Reproduce the entire listing word for word.

[Raw records]
==*==

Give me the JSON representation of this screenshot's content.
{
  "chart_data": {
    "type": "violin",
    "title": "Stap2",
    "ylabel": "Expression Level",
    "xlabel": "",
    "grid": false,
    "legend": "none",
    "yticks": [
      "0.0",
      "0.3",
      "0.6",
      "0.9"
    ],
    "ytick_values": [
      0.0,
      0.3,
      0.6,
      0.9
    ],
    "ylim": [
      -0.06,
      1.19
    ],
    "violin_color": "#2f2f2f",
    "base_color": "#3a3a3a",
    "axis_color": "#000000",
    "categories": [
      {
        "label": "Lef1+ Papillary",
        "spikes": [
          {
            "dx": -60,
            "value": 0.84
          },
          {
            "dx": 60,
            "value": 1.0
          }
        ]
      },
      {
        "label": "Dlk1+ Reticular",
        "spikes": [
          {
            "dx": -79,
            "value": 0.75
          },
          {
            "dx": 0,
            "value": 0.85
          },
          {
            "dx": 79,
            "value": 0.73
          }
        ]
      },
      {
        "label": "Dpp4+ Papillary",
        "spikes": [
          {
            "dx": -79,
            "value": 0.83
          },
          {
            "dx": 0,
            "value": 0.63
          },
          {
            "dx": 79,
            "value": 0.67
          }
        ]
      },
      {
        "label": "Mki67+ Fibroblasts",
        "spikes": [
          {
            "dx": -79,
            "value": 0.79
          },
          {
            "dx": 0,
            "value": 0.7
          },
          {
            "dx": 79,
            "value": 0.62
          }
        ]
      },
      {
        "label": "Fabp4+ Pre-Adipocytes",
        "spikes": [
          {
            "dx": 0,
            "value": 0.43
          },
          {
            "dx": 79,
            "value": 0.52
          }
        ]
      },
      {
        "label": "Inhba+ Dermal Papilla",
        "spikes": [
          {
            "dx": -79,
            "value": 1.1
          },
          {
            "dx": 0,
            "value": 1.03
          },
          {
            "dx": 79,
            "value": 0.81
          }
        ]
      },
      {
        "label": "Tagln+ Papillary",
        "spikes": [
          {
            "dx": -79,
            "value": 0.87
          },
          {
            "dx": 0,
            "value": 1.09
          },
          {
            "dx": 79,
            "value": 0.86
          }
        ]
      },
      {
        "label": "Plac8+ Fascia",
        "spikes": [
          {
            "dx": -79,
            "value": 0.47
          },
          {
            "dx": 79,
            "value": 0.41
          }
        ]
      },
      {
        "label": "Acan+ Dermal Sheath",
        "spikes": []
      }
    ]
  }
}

==*==

**Solution to the exercise:**
Give me the JSON representation of this screenshot's content.
{
  "chart_data": {
    "type": "violin",
    "title": "Stap2",
    "ylabel": "Expression Level",
    "xlabel": "",
    "grid": false,
    "legend": "none",
    "yticks": [
      "0.0",
      "0.3",
      "0.6",
      "0.9"
    ],
    "ytick_values": [
      0.0,
      0.3,
      0.6,
      0.9
    ],
    "ylim": [
      -0.06,
      1.19
    ],
    "violin_color": "#2f2f2f",
    "base_color": "#3a3a3a",
    "axis_color": "#000000",
    "categories": [
      {
        "label": "Lef1+ Papillary",
        "spikes": [
          {
            "dx": -60,
            "value": 0.84
          },
          {
            "dx": 60,
            "value": 1.0
          }
        ]
      },
      {
        "label": "Dlk1+ Reticular",
        "spikes": [
          {
            "dx": -79,
            "value": 0.75
          },
          {
            "dx": 0,
            "value": 0.85
          },
          {
            "dx": 79,
            "value": 0.73
          }
        ]
      },
      {
        "label": "Dpp4+ Papillary",
        "spikes": [
          {
            "dx": -79,
            "value": 0.83
          },
          {
            "dx": 0,
            "value": 0.63
          },
          {
            "dx": 79,
            "value": 0.67
          }
        ]
      },
      {
        "label": "Mki67+ Fibroblasts",
        "spikes": [
          {
            "dx": -79,
            "value": 0.79
          },
          {
            "dx": 0,
            "value": 0.7
          },
          {
            "dx": 79,
            "value": 0.62
          }
        ]
      },
      {
        "label": "Fabp4+ Pre-Adipocytes",
        "spikes": [
          {
            "dx": 0,
            "value": 0.43
          },
          {
            "dx": 79,
            "value": 0.52
          }
        ]
      },
      {
        "label": "Inhba+ Dermal Papilla",
        "spikes": [
          {
            "dx": -79,
            "value": 1.1
          },
          {
            "dx": 0,
            "value": 1.03
          },
          {
            "dx": 79,
            "value": 0.81
          }
        ]
      },
      {
        "label": "Tagln+ Papillary",
        "spikes": [
          {
            "dx": -79,
            "value": 0.87
          },
          {
            "dx": 0,
            "value": 1.09
          },
          {
            "dx": 79,
            "value": 0.86
          }
        ]
      },
      {
        "label": "Plac8+ Fascia",
        "spikes": [
          {
            "dx": -79,
            "value": 0.47
          },
          {
            "dx": 79,
            "value": 0.41
          }
        ]
      },
      {
        "label": "Acan+ Dermal Sheath",
        "spikes": []
      }
    ]
  }
}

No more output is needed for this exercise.